EXERCISE INPUT:
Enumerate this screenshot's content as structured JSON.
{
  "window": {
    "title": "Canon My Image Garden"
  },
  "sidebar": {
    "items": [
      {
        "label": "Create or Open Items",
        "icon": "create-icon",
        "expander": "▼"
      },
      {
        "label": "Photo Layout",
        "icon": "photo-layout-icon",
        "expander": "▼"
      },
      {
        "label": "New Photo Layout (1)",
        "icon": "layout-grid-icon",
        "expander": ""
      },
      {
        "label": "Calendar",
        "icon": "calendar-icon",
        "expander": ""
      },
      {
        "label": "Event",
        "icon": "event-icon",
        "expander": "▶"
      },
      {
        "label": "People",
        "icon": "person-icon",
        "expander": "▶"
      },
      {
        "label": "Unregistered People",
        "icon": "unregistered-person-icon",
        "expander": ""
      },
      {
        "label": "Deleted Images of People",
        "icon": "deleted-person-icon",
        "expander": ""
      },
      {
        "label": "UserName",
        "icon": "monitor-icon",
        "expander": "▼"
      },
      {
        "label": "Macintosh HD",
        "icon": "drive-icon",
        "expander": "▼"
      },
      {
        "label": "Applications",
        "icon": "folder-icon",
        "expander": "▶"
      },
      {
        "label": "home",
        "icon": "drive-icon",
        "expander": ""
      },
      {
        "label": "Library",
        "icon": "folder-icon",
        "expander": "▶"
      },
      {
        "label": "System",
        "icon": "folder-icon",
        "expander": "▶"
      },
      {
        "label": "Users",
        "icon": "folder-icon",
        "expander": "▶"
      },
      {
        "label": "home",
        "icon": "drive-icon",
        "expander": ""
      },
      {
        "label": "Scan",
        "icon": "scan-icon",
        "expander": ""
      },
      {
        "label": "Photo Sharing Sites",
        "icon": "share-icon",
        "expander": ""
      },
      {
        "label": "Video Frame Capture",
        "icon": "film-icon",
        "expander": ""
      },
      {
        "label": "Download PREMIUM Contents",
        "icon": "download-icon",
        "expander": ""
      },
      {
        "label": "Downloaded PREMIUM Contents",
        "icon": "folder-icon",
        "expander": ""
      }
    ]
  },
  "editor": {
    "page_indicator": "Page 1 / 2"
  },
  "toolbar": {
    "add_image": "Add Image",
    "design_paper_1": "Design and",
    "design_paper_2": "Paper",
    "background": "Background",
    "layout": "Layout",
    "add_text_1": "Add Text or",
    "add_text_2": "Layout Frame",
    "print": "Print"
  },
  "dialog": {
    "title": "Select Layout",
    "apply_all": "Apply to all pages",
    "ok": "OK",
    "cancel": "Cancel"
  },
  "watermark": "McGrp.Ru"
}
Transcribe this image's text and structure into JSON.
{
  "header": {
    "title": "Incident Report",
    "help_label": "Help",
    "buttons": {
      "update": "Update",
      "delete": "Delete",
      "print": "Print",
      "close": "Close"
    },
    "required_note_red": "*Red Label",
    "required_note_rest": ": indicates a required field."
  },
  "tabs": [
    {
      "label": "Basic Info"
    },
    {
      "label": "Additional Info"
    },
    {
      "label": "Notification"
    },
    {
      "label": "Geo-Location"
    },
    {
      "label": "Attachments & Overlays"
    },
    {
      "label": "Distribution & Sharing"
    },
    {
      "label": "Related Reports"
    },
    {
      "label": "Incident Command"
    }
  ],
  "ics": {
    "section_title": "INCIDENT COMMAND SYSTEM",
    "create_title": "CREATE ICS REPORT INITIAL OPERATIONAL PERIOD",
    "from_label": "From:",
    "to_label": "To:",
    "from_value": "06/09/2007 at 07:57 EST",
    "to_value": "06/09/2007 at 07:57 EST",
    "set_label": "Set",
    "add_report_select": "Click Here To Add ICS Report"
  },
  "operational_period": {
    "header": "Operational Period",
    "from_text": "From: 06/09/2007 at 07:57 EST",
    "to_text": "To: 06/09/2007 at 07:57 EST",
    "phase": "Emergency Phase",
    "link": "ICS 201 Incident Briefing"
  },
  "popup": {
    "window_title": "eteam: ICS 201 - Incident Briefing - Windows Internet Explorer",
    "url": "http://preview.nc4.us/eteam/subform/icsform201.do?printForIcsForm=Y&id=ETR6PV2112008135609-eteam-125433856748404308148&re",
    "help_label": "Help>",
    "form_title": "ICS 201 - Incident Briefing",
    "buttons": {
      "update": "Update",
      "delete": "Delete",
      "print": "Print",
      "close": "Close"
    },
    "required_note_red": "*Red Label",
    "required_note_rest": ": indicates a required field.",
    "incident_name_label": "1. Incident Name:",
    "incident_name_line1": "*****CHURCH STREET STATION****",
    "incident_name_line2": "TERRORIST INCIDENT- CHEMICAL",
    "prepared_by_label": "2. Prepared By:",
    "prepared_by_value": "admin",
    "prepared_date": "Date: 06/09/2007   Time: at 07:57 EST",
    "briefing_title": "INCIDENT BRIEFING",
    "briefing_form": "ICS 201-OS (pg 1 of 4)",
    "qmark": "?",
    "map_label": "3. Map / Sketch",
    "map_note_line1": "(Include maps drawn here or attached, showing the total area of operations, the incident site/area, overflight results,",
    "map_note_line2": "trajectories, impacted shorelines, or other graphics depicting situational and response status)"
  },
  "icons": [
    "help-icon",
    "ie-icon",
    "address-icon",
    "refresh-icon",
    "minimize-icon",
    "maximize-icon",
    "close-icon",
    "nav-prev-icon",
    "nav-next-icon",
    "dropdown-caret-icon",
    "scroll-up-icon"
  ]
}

WRITTEN INSTRUCTION: Repeat the entries above exactly, leaving nothing out.

WRITTEN ANSWER:
Enumerate this screenshot's content as structured JSON.
{
  "window": {
    "title": "Canon My Image Garden"
  },
  "sidebar": {
    "items": [
      {
        "label": "Create or Open Items",
        "icon": "create-icon",
        "expander": "▼"
      },
      {
        "label": "Photo Layout",
        "icon": "photo-layout-icon",
        "expander": "▼"
      },
      {
        "label": "New Photo Layout (1)",
        "icon": "layout-grid-icon",
        "expander": ""
      },
      {
        "label": "Calendar",
        "icon": "calendar-icon",
        "expander": ""
      },
      {
        "label": "Event",
        "icon": "event-icon",
        "expander": "▶"
      },
      {
        "label": "People",
        "icon": "person-icon",
        "expander": "▶"
      },
      {
        "label": "Unregistered People",
        "icon": "unregistered-person-icon",
        "expander": ""
      },
      {
        "label": "Deleted Images of People",
        "icon": "deleted-person-icon",
        "expander": ""
      },
      {
        "label": "UserName",
        "icon": "monitor-icon",
        "expander": "▼"
      },
      {
        "label": "Macintosh HD",
        "icon": "drive-icon",
        "expander": "▼"
      },
      {
        "label": "Applications",
        "icon": "folder-icon",
        "expander": "▶"
      },
      {
        "label": "home",
        "icon": "drive-icon",
        "expander": ""
      },
      {
        "label": "Library",
        "icon": "folder-icon",
        "expander": "▶"
      },
      {
        "label": "System",
        "icon": "folder-icon",
        "expander": "▶"
      },
      {
        "label": "Users",
        "icon": "folder-icon",
        "expander": "▶"
      },
      {
        "label": "home",
        "icon": "drive-icon",
        "expander": ""
      },
      {
        "label": "Scan",
        "icon": "scan-icon",
        "expander": ""
      },
      {
        "label": "Photo Sharing Sites",
        "icon": "share-icon",
        "expander": ""
      },
      {
        "label": "Video Frame Capture",
        "icon": "film-icon",
        "expander": ""
      },
      {
        "label": "Download PREMIUM Contents",
        "icon": "download-icon",
        "expander": ""
      },
      {
        "label": "Downloaded PREMIUM Contents",
        "icon": "folder-icon",
        "expander": ""
      }
    ]
  },
  "editor": {
    "page_indicator": "Page 1 / 2"
  },
  "toolbar": {
    "add_image": "Add Image",
    "design_paper_1": "Design and",
    "design_paper_2": "Paper",
    "background": "Background",
    "layout": "Layout",
    "add_text_1": "Add Text or",
    "add_text_2": "Layout Frame",
    "print": "Print"
  },
  "dialog": {
    "title": "Select Layout",
    "apply_all": "Apply to all pages",
    "ok": "OK",
    "cancel": "Cancel"
  },
  "watermark": "McGrp.Ru"
}
Transcribe this image's text and structure into JSON.
{
  "header": {
    "title": "Incident Report",
    "help_label": "Help",
    "buttons": {
      "update": "Update",
      "delete": "Delete",
      "print": "Print",
      "close": "Close"
    },
    "required_note_red": "*Red Label",
    "required_note_rest": ": indicates a required field."
  },
  "tabs": [
    {
      "label": "Basic Info"
    },
    {
      "label": "Additional Info"
    },
    {
      "label": "Notification"
    },
    {
      "label": "Geo-Location"
    },
    {
      "label": "Attachments & Overlays"
    },
    {
      "label": "Distribution & Sharing"
    },
    {
      "label": "Related Reports"
    },
    {
      "label": "Incident Command"
    }
  ],
  "ics": {
    "section_title": "INCIDENT COMMAND SYSTEM",
    "create_title": "CREATE ICS REPORT INITIAL OPERATIONAL PERIOD",
    "from_label": "From:",
    "to_label": "To:",
    "from_value": "06/09/2007 at 07:57 EST",
    "to_value": "06/09/2007 at 07:57 EST",
    "set_label": "Set",
    "add_report_select": "Click Here To Add ICS Report"
  },
  "operational_period": {
    "header": "Operational Period",
    "from_text": "From: 06/09/2007 at 07:57 EST",
    "to_text": "To: 06/09/2007 at 07:57 EST",
    "phase": "Emergency Phase",
    "link": "ICS 201 Incident Briefing"
  },
  "popup": {
    "window_title": "eteam: ICS 201 - Incident Briefing - Windows Internet Explorer",
    "url": "http://preview.nc4.us/eteam/subform/icsform201.do?printForIcsForm=Y&id=ETR6PV2112008135609-eteam-125433856748404308148&re",
    "help_label": "Help>",
    "form_title": "ICS 201 - Incident Briefing",
    "buttons": {
      "update": "Update",
      "delete": "Delete",
      "print": "Print",
      "close": "Close"
    },
    "required_note_red": "*Red Label",
    "required_note_rest": ": indicates a required field.",
    "incident_name_label": "1. Incident Name:",
    "incident_name_line1": "*****CHURCH STREET STATION****",
    "incident_name_line2": "TERRORIST INCIDENT- CHEMICAL",
    "prepared_by_label": "2. Prepared By:",
    "prepared_by_value": "admin",
    "prepared_date": "Date: 06/09/2007   Time: at 07:57 EST",
    "briefing_title": "INCIDENT BRIEFING",
    "briefing_form": "ICS 201-OS (pg 1 of 4)",
    "qmark": "?",
    "map_label": "3. Map / Sketch",
    "map_note_line1": "(Include maps drawn here or attached, showing the total area of operations, the incident site/area, overflight results,",
    "map_note_line2": "trajectories, impacted shorelines, or other graphics depicting situational and response status)"
  },
  "icons": [
    "help-icon",
    "ie-icon",
    "address-icon",
    "refresh-icon",
    "minimize-icon",
    "maximize-icon",
    "close-icon",
    "nav-prev-icon",
    "nav-next-icon",
    "dropdown-caret-icon",
    "scroll-up-icon"
  ]
}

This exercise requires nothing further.